• **Problem to solve**
Keep only the lines that hold the string "Vladimirovich", filtering out the rest of the entries below.

::::

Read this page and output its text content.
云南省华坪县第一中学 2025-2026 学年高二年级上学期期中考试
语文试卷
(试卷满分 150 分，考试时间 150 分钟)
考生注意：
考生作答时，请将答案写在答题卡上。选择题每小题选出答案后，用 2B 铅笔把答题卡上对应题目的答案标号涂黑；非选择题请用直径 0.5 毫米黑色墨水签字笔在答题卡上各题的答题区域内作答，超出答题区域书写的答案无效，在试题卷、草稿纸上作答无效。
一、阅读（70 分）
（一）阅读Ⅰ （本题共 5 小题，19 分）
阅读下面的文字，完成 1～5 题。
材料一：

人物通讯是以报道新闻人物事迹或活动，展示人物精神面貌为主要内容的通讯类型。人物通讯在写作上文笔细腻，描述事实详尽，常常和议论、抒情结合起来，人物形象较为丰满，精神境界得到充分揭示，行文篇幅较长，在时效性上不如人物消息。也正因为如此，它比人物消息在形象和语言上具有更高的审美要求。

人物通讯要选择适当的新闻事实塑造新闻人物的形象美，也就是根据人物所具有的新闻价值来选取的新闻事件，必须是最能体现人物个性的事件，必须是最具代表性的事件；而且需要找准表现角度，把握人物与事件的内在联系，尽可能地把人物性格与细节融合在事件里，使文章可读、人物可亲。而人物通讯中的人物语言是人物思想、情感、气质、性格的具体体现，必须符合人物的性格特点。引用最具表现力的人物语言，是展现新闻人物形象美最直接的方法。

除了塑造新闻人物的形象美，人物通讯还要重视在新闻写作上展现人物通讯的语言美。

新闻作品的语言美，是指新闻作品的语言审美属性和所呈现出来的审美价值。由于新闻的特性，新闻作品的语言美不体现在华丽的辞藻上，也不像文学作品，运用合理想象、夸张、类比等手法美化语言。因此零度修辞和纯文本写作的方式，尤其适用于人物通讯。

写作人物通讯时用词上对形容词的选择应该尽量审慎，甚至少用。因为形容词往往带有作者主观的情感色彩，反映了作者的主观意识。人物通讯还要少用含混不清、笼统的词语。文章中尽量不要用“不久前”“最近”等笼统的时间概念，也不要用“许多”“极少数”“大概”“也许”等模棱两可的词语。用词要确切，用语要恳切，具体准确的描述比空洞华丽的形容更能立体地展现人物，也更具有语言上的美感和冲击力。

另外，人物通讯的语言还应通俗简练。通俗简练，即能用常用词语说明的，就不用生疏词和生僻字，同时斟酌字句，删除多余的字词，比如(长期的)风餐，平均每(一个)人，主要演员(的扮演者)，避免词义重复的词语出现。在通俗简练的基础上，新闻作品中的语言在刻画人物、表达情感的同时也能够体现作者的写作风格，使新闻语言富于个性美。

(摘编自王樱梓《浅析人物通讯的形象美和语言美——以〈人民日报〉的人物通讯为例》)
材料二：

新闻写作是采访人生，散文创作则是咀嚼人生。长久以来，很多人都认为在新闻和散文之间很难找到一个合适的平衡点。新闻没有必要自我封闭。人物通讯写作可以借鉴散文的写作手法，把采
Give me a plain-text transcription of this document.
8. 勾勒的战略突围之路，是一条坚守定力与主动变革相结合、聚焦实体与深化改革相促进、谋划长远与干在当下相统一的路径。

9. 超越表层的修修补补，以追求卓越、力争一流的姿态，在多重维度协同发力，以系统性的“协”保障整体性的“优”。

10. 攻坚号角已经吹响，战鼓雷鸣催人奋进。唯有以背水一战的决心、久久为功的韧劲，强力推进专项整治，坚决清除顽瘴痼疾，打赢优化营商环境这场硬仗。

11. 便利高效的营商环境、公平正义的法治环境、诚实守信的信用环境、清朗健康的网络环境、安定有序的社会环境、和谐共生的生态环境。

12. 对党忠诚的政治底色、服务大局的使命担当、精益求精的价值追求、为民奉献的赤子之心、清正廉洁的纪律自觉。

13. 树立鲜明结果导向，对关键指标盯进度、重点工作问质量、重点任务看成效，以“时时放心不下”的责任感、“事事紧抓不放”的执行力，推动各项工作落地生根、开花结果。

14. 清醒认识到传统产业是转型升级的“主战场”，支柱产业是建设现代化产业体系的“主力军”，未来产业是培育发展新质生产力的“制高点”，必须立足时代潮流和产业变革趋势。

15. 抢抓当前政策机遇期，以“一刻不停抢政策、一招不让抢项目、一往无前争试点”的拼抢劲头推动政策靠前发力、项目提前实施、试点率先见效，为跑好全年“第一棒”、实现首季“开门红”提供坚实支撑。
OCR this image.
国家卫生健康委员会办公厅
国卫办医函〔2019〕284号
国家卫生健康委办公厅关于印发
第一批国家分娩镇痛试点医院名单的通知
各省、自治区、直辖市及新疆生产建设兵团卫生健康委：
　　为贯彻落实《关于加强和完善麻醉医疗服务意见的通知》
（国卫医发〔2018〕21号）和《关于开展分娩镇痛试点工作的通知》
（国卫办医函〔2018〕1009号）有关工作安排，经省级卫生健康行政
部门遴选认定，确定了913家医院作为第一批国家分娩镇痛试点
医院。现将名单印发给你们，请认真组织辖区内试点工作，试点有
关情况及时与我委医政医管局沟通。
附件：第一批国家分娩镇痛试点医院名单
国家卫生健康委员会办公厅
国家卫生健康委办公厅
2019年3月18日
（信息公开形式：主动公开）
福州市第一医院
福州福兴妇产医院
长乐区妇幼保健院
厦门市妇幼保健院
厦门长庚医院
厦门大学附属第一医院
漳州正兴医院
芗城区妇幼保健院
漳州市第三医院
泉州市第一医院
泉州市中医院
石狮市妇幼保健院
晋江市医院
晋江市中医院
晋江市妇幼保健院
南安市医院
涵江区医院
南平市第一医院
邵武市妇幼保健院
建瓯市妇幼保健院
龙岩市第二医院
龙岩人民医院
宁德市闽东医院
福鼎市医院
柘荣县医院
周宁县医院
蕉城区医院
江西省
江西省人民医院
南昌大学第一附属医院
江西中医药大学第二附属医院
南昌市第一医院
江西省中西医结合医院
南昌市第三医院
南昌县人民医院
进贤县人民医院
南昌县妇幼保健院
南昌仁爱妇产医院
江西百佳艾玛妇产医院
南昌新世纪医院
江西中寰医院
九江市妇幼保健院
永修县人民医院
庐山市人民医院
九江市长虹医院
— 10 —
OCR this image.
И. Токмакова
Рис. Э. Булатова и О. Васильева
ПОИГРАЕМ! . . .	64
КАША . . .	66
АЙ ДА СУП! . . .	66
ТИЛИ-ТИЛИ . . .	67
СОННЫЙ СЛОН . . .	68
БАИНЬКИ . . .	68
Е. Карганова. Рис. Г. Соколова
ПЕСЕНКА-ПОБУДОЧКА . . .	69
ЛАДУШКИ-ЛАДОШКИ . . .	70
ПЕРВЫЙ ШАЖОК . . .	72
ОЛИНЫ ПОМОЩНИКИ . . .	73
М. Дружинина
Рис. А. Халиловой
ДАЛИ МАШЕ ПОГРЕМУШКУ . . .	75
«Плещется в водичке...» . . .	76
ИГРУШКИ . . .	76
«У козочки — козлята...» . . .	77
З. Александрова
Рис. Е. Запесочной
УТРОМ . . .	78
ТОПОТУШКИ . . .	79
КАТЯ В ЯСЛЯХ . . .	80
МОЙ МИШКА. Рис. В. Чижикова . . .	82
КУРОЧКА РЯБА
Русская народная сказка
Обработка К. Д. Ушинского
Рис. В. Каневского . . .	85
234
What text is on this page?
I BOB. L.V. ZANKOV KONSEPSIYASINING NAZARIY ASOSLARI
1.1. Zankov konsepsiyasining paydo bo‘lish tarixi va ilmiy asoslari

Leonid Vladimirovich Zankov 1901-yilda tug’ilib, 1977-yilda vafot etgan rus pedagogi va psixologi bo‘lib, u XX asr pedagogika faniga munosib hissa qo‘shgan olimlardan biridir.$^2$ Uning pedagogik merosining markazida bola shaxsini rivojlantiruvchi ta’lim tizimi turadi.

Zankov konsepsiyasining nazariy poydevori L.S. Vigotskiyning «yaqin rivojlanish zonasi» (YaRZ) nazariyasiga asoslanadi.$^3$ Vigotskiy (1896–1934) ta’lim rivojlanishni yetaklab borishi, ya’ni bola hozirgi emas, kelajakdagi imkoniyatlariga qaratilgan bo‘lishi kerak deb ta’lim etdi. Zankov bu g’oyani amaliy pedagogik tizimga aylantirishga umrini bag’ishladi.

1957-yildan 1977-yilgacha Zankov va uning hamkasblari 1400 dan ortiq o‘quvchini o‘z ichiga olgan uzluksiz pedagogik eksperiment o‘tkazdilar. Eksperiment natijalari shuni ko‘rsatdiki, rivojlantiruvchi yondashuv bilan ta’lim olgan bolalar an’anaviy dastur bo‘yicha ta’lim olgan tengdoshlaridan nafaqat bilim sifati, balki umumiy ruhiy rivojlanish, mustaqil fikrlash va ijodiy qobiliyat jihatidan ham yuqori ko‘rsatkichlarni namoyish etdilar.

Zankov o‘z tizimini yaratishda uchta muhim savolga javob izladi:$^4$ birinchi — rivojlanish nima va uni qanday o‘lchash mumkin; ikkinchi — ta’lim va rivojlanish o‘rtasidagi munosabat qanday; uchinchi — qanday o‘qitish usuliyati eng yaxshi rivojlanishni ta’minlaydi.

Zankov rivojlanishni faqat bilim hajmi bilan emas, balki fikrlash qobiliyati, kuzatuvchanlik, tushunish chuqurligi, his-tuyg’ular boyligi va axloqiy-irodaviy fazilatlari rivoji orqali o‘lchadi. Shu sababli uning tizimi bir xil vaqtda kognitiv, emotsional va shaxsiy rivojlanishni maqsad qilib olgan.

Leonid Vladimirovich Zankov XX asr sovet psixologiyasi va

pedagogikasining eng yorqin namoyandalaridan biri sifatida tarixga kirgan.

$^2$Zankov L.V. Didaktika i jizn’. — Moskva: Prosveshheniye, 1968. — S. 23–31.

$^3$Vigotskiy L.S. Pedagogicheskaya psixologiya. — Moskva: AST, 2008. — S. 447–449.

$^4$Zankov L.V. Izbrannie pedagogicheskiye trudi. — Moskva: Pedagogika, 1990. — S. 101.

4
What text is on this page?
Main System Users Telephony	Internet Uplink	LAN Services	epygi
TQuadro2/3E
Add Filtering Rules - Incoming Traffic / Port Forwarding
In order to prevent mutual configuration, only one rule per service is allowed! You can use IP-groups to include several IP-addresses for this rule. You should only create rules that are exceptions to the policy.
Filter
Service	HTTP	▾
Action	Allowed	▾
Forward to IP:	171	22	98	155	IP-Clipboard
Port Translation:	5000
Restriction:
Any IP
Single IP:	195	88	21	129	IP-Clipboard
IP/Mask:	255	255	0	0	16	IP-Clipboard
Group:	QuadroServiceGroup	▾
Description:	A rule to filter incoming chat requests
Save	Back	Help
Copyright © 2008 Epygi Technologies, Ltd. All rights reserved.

::::

• **Expected output**
Leonid Vladimirovich Zankov 1901-yilda tug’ilib, 1977-yilda vafot etgan rus pedagogi va psixologi bo‘lib, u XX asr pedagogika faniga munosib hissa qo‘shgan olimlardan biridir.$^2$ Uning pedagogik merosining markazida bola shaxsini rivojlantiruvchi ta’lim tizimi turadi.
Leonid Vladimirovich Zankov XX asr sovet psixologiyasi va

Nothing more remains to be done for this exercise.